Task brief:
Copy out the listing in full, exactly as written, but not its pictures.

Data section:
________________

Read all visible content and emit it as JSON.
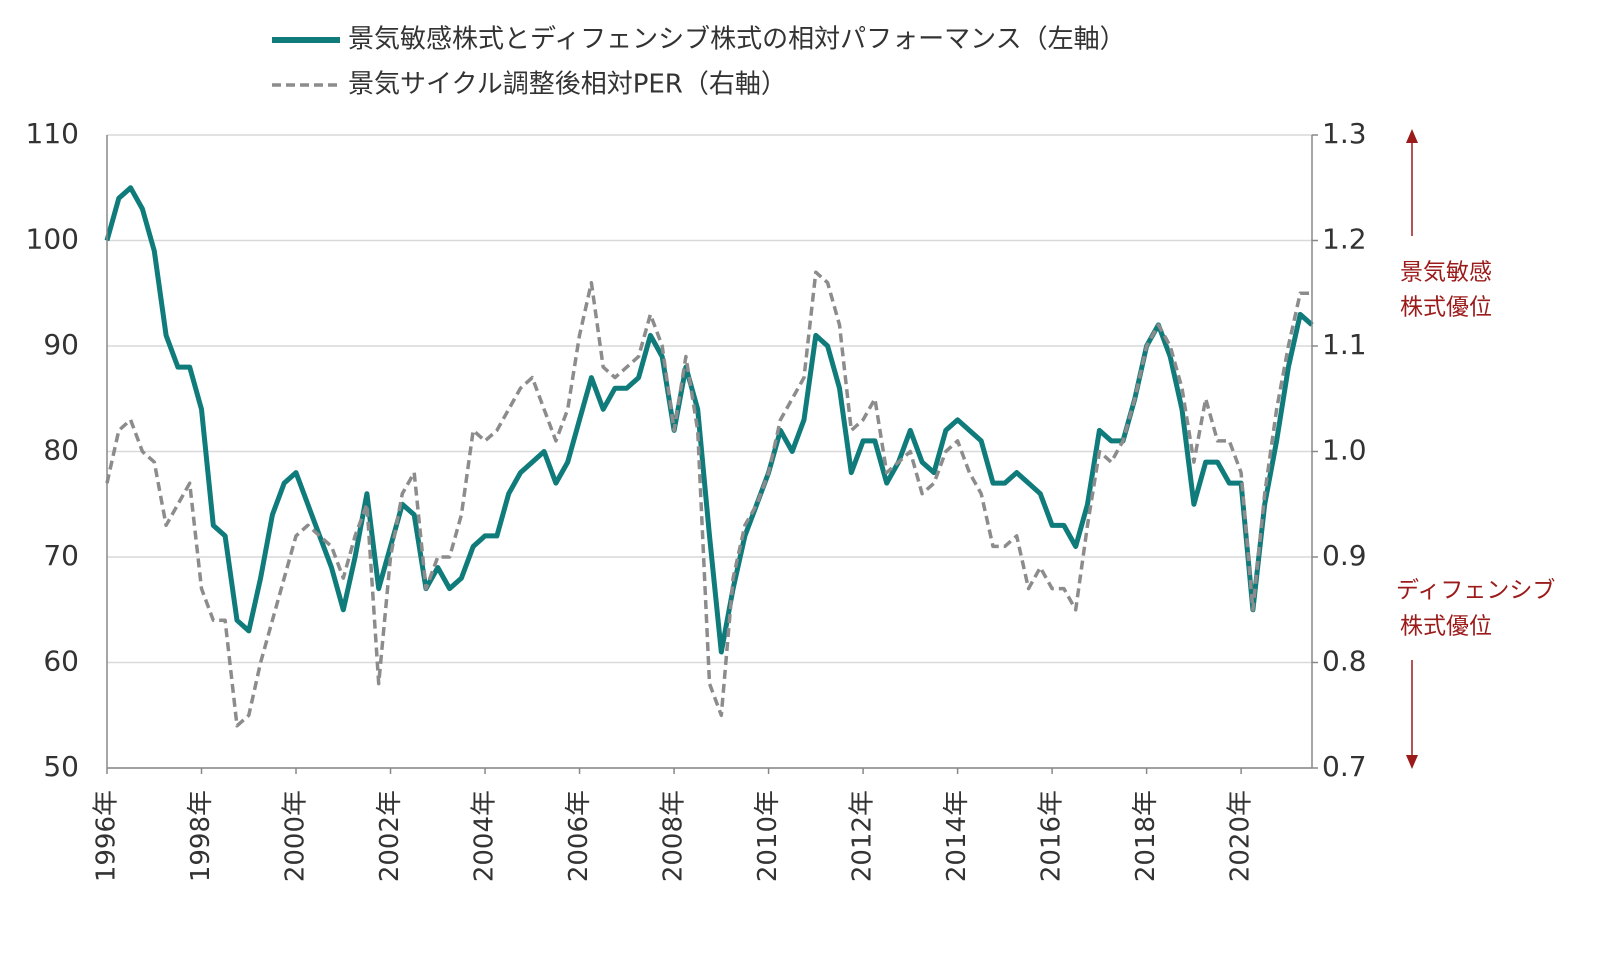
{
  "chart_data": {
    "type": "line",
    "x": [
      1996,
      1996.25,
      1996.5,
      1996.75,
      1997,
      1997.25,
      1997.5,
      1997.75,
      1998,
      1998.25,
      1998.5,
      1998.75,
      1999,
      1999.25,
      1999.5,
      1999.75,
      2000,
      2000.25,
      2000.5,
      2000.75,
      2001,
      2001.25,
      2001.5,
      2001.75,
      2002,
      2002.25,
      2002.5,
      2002.75,
      2003,
      2003.25,
      2003.5,
      2003.75,
      2004,
      2004.25,
      2004.5,
      2004.75,
      2005,
      2005.25,
      2005.5,
      2005.75,
      2006,
      2006.25,
      2006.5,
      2006.75,
      2007,
      2007.25,
      2007.5,
      2007.75,
      2008,
      2008.25,
      2008.5,
      2008.75,
      2009,
      2009.25,
      2009.5,
      2009.75,
      2010,
      2010.25,
      2010.5,
      2010.75,
      2011,
      2011.25,
      2011.5,
      2011.75,
      2012,
      2012.25,
      2012.5,
      2012.75,
      2013,
      2013.25,
      2013.5,
      2013.75,
      2014,
      2014.25,
      2014.5,
      2014.75,
      2015,
      2015.25,
      2015.5,
      2015.75,
      2016,
      2016.25,
      2016.5,
      2016.75,
      2017,
      2017.25,
      2017.5,
      2017.75,
      2018,
      2018.25,
      2018.5,
      2018.75,
      2019,
      2019.25,
      2019.5,
      2019.75,
      2020,
      2020.25,
      2020.5,
      2020.75,
      2021,
      2021.25,
      2021.5
    ],
    "series": [
      {
        "name": "景気敏感株式とディフェンシブ株式の相対パフォーマンス（左軸）",
        "color": "#0f7b7b",
        "style": "solid",
        "axis": "y",
        "values": [
          100,
          104,
          105,
          103,
          99,
          91,
          88,
          88,
          84,
          73,
          72,
          64,
          63,
          68,
          74,
          77,
          78,
          75,
          72,
          69,
          65,
          70,
          76,
          67,
          71,
          75,
          74,
          67,
          69,
          67,
          68,
          71,
          72,
          72,
          76,
          78,
          79,
          80,
          77,
          79,
          83,
          87,
          84,
          86,
          86,
          87,
          91,
          89,
          82,
          88,
          84,
          72,
          61,
          67,
          72,
          75,
          78,
          82,
          80,
          83,
          91,
          90,
          86,
          78,
          81,
          81,
          77,
          79,
          82,
          79,
          78,
          82,
          83,
          82,
          81,
          77,
          77,
          78,
          77,
          76,
          73,
          73,
          71,
          75,
          82,
          81,
          81,
          85,
          90,
          92,
          89,
          84,
          75,
          79,
          79,
          77,
          77,
          65,
          75,
          81,
          88,
          93,
          92
        ]
      },
      {
        "name": "景気サイクル調整後相対PER（右軸）",
        "color": "#8c8c8c",
        "style": "dashed",
        "axis": "y2",
        "values": [
          0.97,
          1.02,
          1.03,
          1.0,
          0.99,
          0.93,
          0.95,
          0.97,
          0.87,
          0.84,
          0.84,
          0.74,
          0.75,
          0.8,
          0.84,
          0.88,
          0.92,
          0.93,
          0.92,
          0.91,
          0.88,
          0.92,
          0.95,
          0.78,
          0.9,
          0.96,
          0.98,
          0.87,
          0.9,
          0.9,
          0.94,
          1.02,
          1.01,
          1.02,
          1.04,
          1.06,
          1.07,
          1.04,
          1.01,
          1.04,
          1.11,
          1.16,
          1.08,
          1.07,
          1.08,
          1.09,
          1.13,
          1.1,
          1.02,
          1.09,
          1.02,
          0.78,
          0.75,
          0.88,
          0.93,
          0.95,
          0.98,
          1.03,
          1.05,
          1.07,
          1.17,
          1.16,
          1.12,
          1.02,
          1.03,
          1.05,
          0.98,
          0.99,
          1.0,
          0.96,
          0.97,
          1.0,
          1.01,
          0.98,
          0.96,
          0.91,
          0.91,
          0.92,
          0.87,
          0.89,
          0.87,
          0.87,
          0.85,
          0.93,
          1.0,
          0.99,
          1.01,
          1.05,
          1.1,
          1.12,
          1.1,
          1.06,
          0.99,
          1.05,
          1.01,
          1.01,
          0.98,
          0.85,
          0.96,
          1.04,
          1.1,
          1.15,
          1.15
        ]
      }
    ],
    "xlim": [
      1996,
      2021.5
    ],
    "xticks": [
      {
        "value": 1996,
        "label": "1996年"
      },
      {
        "value": 1998,
        "label": "1998年"
      },
      {
        "value": 2000,
        "label": "2000年"
      },
      {
        "value": 2002,
        "label": "2002年"
      },
      {
        "value": 2004,
        "label": "2004年"
      },
      {
        "value": 2006,
        "label": "2006年"
      },
      {
        "value": 2008,
        "label": "2008年"
      },
      {
        "value": 2010,
        "label": "2010年"
      },
      {
        "value": 2012,
        "label": "2012年"
      },
      {
        "value": 2014,
        "label": "2014年"
      },
      {
        "value": 2016,
        "label": "2016年"
      },
      {
        "value": 2018,
        "label": "2018年"
      },
      {
        "value": 2020,
        "label": "2020年"
      }
    ],
    "ylim": [
      50,
      110
    ],
    "yticks": [
      50,
      60,
      70,
      80,
      90,
      100,
      110
    ],
    "y2lim": [
      0.7,
      1.3
    ],
    "y2ticks": [
      0.7,
      0.8,
      0.9,
      {
        "value": 1,
        "label": "1.0"
      },
      1.1,
      1.2,
      1.3
    ],
    "grid": true,
    "legend": "top",
    "annotations": [
      "景気敏感",
      "株式優位",
      "ディフェンシブ",
      "株式優位"
    ]
  }
}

________________

Finished exercise:
Read all visible content and emit it as JSON.
{
  "chart_data": {
    "type": "line",
    "x": [
      1996,
      1996.25,
      1996.5,
      1996.75,
      1997,
      1997.25,
      1997.5,
      1997.75,
      1998,
      1998.25,
      1998.5,
      1998.75,
      1999,
      1999.25,
      1999.5,
      1999.75,
      2000,
      2000.25,
      2000.5,
      2000.75,
      2001,
      2001.25,
      2001.5,
      2001.75,
      2002,
      2002.25,
      2002.5,
      2002.75,
      2003,
      2003.25,
      2003.5,
      2003.75,
      2004,
      2004.25,
      2004.5,
      2004.75,
      2005,
      2005.25,
      2005.5,
      2005.75,
      2006,
      2006.25,
      2006.5,
      2006.75,
      2007,
      2007.25,
      2007.5,
      2007.75,
      2008,
      2008.25,
      2008.5,
      2008.75,
      2009,
      2009.25,
      2009.5,
      2009.75,
      2010,
      2010.25,
      2010.5,
      2010.75,
      2011,
      2011.25,
      2011.5,
      2011.75,
      2012,
      2012.25,
      2012.5,
      2012.75,
      2013,
      2013.25,
      2013.5,
      2013.75,
      2014,
      2014.25,
      2014.5,
      2014.75,
      2015,
      2015.25,
      2015.5,
      2015.75,
      2016,
      2016.25,
      2016.5,
      2016.75,
      2017,
      2017.25,
      2017.5,
      2017.75,
      2018,
      2018.25,
      2018.5,
      2018.75,
      2019,
      2019.25,
      2019.5,
      2019.75,
      2020,
      2020.25,
      2020.5,
      2020.75,
      2021,
      2021.25,
      2021.5
    ],
    "series": [
      {
        "name": "景気敏感株式とディフェンシブ株式の相対パフォーマンス（左軸）",
        "color": "#0f7b7b",
        "style": "solid",
        "axis": "y",
        "values": [
          100,
          104,
          105,
          103,
          99,
          91,
          88,
          88,
          84,
          73,
          72,
          64,
          63,
          68,
          74,
          77,
          78,
          75,
          72,
          69,
          65,
          70,
          76,
          67,
          71,
          75,
          74,
          67,
          69,
          67,
          68,
          71,
          72,
          72,
          76,
          78,
          79,
          80,
          77,
          79,
          83,
          87,
          84,
          86,
          86,
          87,
          91,
          89,
          82,
          88,
          84,
          72,
          61,
          67,
          72,
          75,
          78,
          82,
          80,
          83,
          91,
          90,
          86,
          78,
          81,
          81,
          77,
          79,
          82,
          79,
          78,
          82,
          83,
          82,
          81,
          77,
          77,
          78,
          77,
          76,
          73,
          73,
          71,
          75,
          82,
          81,
          81,
          85,
          90,
          92,
          89,
          84,
          75,
          79,
          79,
          77,
          77,
          65,
          75,
          81,
          88,
          93,
          92
        ]
      },
      {
        "name": "景気サイクル調整後相対PER（右軸）",
        "color": "#8c8c8c",
        "style": "dashed",
        "axis": "y2",
        "values": [
          0.97,
          1.02,
          1.03,
          1.0,
          0.99,
          0.93,
          0.95,
          0.97,
          0.87,
          0.84,
          0.84,
          0.74,
          0.75,
          0.8,
          0.84,
          0.88,
          0.92,
          0.93,
          0.92,
          0.91,
          0.88,
          0.92,
          0.95,
          0.78,
          0.9,
          0.96,
          0.98,
          0.87,
          0.9,
          0.9,
          0.94,
          1.02,
          1.01,
          1.02,
          1.04,
          1.06,
          1.07,
          1.04,
          1.01,
          1.04,
          1.11,
          1.16,
          1.08,
          1.07,
          1.08,
          1.09,
          1.13,
          1.1,
          1.02,
          1.09,
          1.02,
          0.78,
          0.75,
          0.88,
          0.93,
          0.95,
          0.98,
          1.03,
          1.05,
          1.07,
          1.17,
          1.16,
          1.12,
          1.02,
          1.03,
          1.05,
          0.98,
          0.99,
          1.0,
          0.96,
          0.97,
          1.0,
          1.01,
          0.98,
          0.96,
          0.91,
          0.91,
          0.92,
          0.87,
          0.89,
          0.87,
          0.87,
          0.85,
          0.93,
          1.0,
          0.99,
          1.01,
          1.05,
          1.1,
          1.12,
          1.1,
          1.06,
          0.99,
          1.05,
          1.01,
          1.01,
          0.98,
          0.85,
          0.96,
          1.04,
          1.1,
          1.15,
          1.15
        ]
      }
    ],
    "xlim": [
      1996,
      2021.5
    ],
    "xticks": [
      {
        "value": 1996,
        "label": "1996年"
      },
      {
        "value": 1998,
        "label": "1998年"
      },
      {
        "value": 2000,
        "label": "2000年"
      },
      {
        "value": 2002,
        "label": "2002年"
      },
      {
        "value": 2004,
        "label": "2004年"
      },
      {
        "value": 2006,
        "label": "2006年"
      },
      {
        "value": 2008,
        "label": "2008年"
      },
      {
        "value": 2010,
        "label": "2010年"
      },
      {
        "value": 2012,
        "label": "2012年"
      },
      {
        "value": 2014,
        "label": "2014年"
      },
      {
        "value": 2016,
        "label": "2016年"
      },
      {
        "value": 2018,
        "label": "2018年"
      },
      {
        "value": 2020,
        "label": "2020年"
      }
    ],
    "ylim": [
      50,
      110
    ],
    "yticks": [
      50,
      60,
      70,
      80,
      90,
      100,
      110
    ],
    "y2lim": [
      0.7,
      1.3
    ],
    "y2ticks": [
      0.7,
      0.8,
      0.9,
      {
        "value": 1,
        "label": "1.0"
      },
      1.1,
      1.2,
      1.3
    ],
    "grid": true,
    "legend": "top",
    "annotations": [
      "景気敏感",
      "株式優位",
      "ディフェンシブ",
      "株式優位"
    ]
  }
}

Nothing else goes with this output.